** Given records **
++++++++
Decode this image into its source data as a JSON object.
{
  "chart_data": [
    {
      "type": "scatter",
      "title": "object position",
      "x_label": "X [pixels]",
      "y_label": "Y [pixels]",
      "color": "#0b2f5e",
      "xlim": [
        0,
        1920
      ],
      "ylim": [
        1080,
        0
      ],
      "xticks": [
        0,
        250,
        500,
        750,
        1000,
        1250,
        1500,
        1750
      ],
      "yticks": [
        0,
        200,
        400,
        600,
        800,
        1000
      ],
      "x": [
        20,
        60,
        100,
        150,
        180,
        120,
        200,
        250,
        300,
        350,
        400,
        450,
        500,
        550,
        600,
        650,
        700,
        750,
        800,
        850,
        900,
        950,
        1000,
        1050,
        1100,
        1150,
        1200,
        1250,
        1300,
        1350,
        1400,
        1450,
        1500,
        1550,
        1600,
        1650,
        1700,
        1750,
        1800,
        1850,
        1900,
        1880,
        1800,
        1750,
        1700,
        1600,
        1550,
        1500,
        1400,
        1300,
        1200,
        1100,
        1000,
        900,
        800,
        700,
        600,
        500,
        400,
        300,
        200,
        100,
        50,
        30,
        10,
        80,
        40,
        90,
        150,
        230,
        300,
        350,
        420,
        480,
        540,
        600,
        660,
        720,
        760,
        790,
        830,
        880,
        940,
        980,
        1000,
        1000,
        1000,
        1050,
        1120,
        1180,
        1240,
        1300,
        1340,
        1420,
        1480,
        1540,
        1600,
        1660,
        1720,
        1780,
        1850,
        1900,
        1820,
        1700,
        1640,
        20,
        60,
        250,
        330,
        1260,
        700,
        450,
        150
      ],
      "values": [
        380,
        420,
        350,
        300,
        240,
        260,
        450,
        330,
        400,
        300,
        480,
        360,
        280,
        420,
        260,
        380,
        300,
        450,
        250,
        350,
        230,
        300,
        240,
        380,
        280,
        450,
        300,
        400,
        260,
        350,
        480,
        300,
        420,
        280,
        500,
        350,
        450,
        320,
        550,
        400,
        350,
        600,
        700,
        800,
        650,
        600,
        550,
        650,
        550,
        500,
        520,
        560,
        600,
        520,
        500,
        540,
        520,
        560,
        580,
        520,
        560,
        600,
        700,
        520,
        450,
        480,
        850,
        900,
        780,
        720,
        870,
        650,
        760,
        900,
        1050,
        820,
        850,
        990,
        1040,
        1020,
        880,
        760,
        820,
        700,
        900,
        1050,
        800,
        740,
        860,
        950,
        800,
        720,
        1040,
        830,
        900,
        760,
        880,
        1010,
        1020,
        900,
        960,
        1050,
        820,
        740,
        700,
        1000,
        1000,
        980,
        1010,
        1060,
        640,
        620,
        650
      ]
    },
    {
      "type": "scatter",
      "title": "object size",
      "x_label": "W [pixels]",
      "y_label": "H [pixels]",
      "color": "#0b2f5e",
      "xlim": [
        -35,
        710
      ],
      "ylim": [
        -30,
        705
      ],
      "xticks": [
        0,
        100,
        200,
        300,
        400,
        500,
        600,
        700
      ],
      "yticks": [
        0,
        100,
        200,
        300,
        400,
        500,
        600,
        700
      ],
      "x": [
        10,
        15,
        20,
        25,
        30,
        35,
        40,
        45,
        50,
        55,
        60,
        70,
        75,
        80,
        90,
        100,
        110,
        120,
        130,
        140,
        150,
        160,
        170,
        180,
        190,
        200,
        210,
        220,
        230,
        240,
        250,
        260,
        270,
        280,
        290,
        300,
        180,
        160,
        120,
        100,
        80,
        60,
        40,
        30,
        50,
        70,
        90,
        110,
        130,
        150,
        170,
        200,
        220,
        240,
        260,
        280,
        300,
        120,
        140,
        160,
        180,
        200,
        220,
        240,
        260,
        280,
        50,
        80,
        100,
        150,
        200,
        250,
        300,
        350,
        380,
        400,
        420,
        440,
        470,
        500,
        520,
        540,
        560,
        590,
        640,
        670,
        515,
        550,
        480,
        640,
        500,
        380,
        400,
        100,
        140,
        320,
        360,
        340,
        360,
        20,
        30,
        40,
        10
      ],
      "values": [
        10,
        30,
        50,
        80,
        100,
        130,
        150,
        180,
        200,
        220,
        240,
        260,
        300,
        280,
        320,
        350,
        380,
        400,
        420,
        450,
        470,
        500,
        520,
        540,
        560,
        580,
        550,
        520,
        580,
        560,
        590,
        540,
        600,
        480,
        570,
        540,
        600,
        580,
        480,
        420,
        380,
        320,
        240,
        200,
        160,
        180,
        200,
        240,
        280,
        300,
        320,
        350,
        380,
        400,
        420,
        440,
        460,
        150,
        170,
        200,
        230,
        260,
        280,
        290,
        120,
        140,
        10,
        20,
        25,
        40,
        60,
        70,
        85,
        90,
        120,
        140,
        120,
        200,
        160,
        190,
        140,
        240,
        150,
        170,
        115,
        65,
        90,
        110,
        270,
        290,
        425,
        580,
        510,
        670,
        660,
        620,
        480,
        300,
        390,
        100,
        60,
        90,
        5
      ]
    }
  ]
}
++++++++
From the records above, extract everything verbatim.

Decode this image into its source data as a JSON object.
{
  "chart_data": [
    {
      "type": "scatter",
      "title": "object position",
      "x_label": "X [pixels]",
      "y_label": "Y [pixels]",
      "color": "#0b2f5e",
      "xlim": [
        0,
        1920
      ],
      "ylim": [
        1080,
        0
      ],
      "xticks": [
        0,
        250,
        500,
        750,
        1000,
        1250,
        1500,
        1750
      ],
      "yticks": [
        0,
        200,
        400,
        600,
        800,
        1000
      ],
      "x": [
        20,
        60,
        100,
        150,
        180,
        120,
        200,
        250,
        300,
        350,
        400,
        450,
        500,
        550,
        600,
        650,
        700,
        750,
        800,
        850,
        900,
        950,
        1000,
        1050,
        1100,
        1150,
        1200,
        1250,
        1300,
        1350,
        1400,
        1450,
        1500,
        1550,
        1600,
        1650,
        1700,
        1750,
        1800,
        1850,
        1900,
        1880,
        1800,
        1750,
        1700,
        1600,
        1550,
        1500,
        1400,
        1300,
        1200,
        1100,
        1000,
        900,
        800,
        700,
        600,
        500,
        400,
        300,
        200,
        100,
        50,
        30,
        10,
        80,
        40,
        90,
        150,
        230,
        300,
        350,
        420,
        480,
        540,
        600,
        660,
        720,
        760,
        790,
        830,
        880,
        940,
        980,
        1000,
        1000,
        1000,
        1050,
        1120,
        1180,
        1240,
        1300,
        1340,
        1420,
        1480,
        1540,
        1600,
        1660,
        1720,
        1780,
        1850,
        1900,
        1820,
        1700,
        1640,
        20,
        60,
        250,
        330,
        1260,
        700,
        450,
        150
      ],
      "values": [
        380,
        420,
        350,
        300,
        240,
        260,
        450,
        330,
        400,
        300,
        480,
        360,
        280,
        420,
        260,
        380,
        300,
        450,
        250,
        350,
        230,
        300,
        240,
        380,
        280,
        450,
        300,
        400,
        260,
        350,
        480,
        300,
        420,
        280,
        500,
        350,
        450,
        320,
        550,
        400,
        350,
        600,
        700,
        800,
        650,
        600,
        550,
        650,
        550,
        500,
        520,
        560,
        600,
        520,
        500,
        540,
        520,
        560,
        580,
        520,
        560,
        600,
        700,
        520,
        450,
        480,
        850,
        900,
        780,
        720,
        870,
        650,
        760,
        900,
        1050,
        820,
        850,
        990,
        1040,
        1020,
        880,
        760,
        820,
        700,
        900,
        1050,
        800,
        740,
        860,
        950,
        800,
        720,
        1040,
        830,
        900,
        760,
        880,
        1010,
        1020,
        900,
        960,
        1050,
        820,
        740,
        700,
        1000,
        1000,
        980,
        1010,
        1060,
        640,
        620,
        650
      ]
    },
    {
      "type": "scatter",
      "title": "object size",
      "x_label": "W [pixels]",
      "y_label": "H [pixels]",
      "color": "#0b2f5e",
      "xlim": [
        -35,
        710
      ],
      "ylim": [
        -30,
        705
      ],
      "xticks": [
        0,
        100,
        200,
        300,
        400,
        500,
        600,
        700
      ],
      "yticks": [
        0,
        100,
        200,
        300,
        400,
        500,
        600,
        700
      ],
      "x": [
        10,
        15,
        20,
        25,
        30,
        35,
        40,
        45,
        50,
        55,
        60,
        70,
        75,
        80,
        90,
        100,
        110,
        120,
        130,
        140,
        150,
        160,
        170,
        180,
        190,
        200,
        210,
        220,
        230,
        240,
        250,
        260,
        270,
        280,
        290,
        300,
        180,
        160,
        120,
        100,
        80,
        60,
        40,
        30,
        50,
        70,
        90,
        110,
        130,
        150,
        170,
        200,
        220,
        240,
        260,
        280,
        300,
        120,
        140,
        160,
        180,
        200,
        220,
        240,
        260,
        280,
        50,
        80,
        100,
        150,
        200,
        250,
        300,
        350,
        380,
        400,
        420,
        440,
        470,
        500,
        520,
        540,
        560,
        590,
        640,
        670,
        515,
        550,
        480,
        640,
        500,
        380,
        400,
        100,
        140,
        320,
        360,
        340,
        360,
        20,
        30,
        40,
        10
      ],
      "values": [
        10,
        30,
        50,
        80,
        100,
        130,
        150,
        180,
        200,
        220,
        240,
        260,
        300,
        280,
        320,
        350,
        380,
        400,
        420,
        450,
        470,
        500,
        520,
        540,
        560,
        580,
        550,
        520,
        580,
        560,
        590,
        540,
        600,
        480,
        570,
        540,
        600,
        580,
        480,
        420,
        380,
        320,
        240,
        200,
        160,
        180,
        200,
        240,
        280,
        300,
        320,
        350,
        380,
        400,
        420,
        440,
        460,
        150,
        170,
        200,
        230,
        260,
        280,
        290,
        120,
        140,
        10,
        20,
        25,
        40,
        60,
        70,
        85,
        90,
        120,
        140,
        120,
        200,
        160,
        190,
        140,
        240,
        150,
        170,
        115,
        65,
        90,
        110,
        270,
        290,
        425,
        580,
        510,
        670,
        660,
        620,
        480,
        300,
        390,
        100,
        60,
        90,
        5
      ]
    }
  ]
}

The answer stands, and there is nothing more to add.